Start of Input records

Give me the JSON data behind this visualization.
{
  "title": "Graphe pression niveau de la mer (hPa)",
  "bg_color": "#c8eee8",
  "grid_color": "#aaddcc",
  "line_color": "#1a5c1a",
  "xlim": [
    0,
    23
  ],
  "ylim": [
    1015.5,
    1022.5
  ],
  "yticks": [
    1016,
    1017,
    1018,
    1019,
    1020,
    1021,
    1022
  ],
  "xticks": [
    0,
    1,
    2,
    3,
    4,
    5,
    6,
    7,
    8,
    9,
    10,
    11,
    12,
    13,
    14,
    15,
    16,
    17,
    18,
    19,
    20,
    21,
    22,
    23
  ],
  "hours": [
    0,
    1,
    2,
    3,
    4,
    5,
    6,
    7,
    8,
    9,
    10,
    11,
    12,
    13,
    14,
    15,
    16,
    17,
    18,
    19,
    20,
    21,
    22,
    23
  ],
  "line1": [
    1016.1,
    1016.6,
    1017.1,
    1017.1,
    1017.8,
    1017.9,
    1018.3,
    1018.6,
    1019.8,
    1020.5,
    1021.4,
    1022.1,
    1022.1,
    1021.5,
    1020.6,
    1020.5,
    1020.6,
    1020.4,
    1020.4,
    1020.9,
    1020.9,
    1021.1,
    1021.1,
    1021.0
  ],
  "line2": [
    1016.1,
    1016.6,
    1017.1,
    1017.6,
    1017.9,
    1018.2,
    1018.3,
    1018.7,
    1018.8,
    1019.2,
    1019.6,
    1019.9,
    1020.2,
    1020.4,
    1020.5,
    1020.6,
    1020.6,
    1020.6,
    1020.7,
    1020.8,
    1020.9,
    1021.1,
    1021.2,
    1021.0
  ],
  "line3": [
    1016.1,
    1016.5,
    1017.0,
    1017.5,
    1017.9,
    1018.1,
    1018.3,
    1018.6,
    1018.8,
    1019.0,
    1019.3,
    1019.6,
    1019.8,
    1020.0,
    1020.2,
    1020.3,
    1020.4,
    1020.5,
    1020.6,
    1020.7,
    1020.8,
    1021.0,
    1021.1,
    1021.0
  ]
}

End of Input records

» **Objective**
Retype all of the material above with every character intact.

» **Answer to the task**
Give me the JSON data behind this visualization.
{
  "title": "Graphe pression niveau de la mer (hPa)",
  "bg_color": "#c8eee8",
  "grid_color": "#aaddcc",
  "line_color": "#1a5c1a",
  "xlim": [
    0,
    23
  ],
  "ylim": [
    1015.5,
    1022.5
  ],
  "yticks": [
    1016,
    1017,
    1018,
    1019,
    1020,
    1021,
    1022
  ],
  "xticks": [
    0,
    1,
    2,
    3,
    4,
    5,
    6,
    7,
    8,
    9,
    10,
    11,
    12,
    13,
    14,
    15,
    16,
    17,
    18,
    19,
    20,
    21,
    22,
    23
  ],
  "hours": [
    0,
    1,
    2,
    3,
    4,
    5,
    6,
    7,
    8,
    9,
    10,
    11,
    12,
    13,
    14,
    15,
    16,
    17,
    18,
    19,
    20,
    21,
    22,
    23
  ],
  "line1": [
    1016.1,
    1016.6,
    1017.1,
    1017.1,
    1017.8,
    1017.9,
    1018.3,
    1018.6,
    1019.8,
    1020.5,
    1021.4,
    1022.1,
    1022.1,
    1021.5,
    1020.6,
    1020.5,
    1020.6,
    1020.4,
    1020.4,
    1020.9,
    1020.9,
    1021.1,
    1021.1,
    1021.0
  ],
  "line2": [
    1016.1,
    1016.6,
    1017.1,
    1017.6,
    1017.9,
    1018.2,
    1018.3,
    1018.7,
    1018.8,
    1019.2,
    1019.6,
    1019.9,
    1020.2,
    1020.4,
    1020.5,
    1020.6,
    1020.6,
    1020.6,
    1020.7,
    1020.8,
    1020.9,
    1021.1,
    1021.2,
    1021.0
  ],
  "line3": [
    1016.1,
    1016.5,
    1017.0,
    1017.5,
    1017.9,
    1018.1,
    1018.3,
    1018.6,
    1018.8,
    1019.0,
    1019.3,
    1019.6,
    1019.8,
    1020.0,
    1020.2,
    1020.3,
    1020.4,
    1020.5,
    1020.6,
    1020.7,
    1020.8,
    1021.0,
    1021.1,
    1021.0
  ]
}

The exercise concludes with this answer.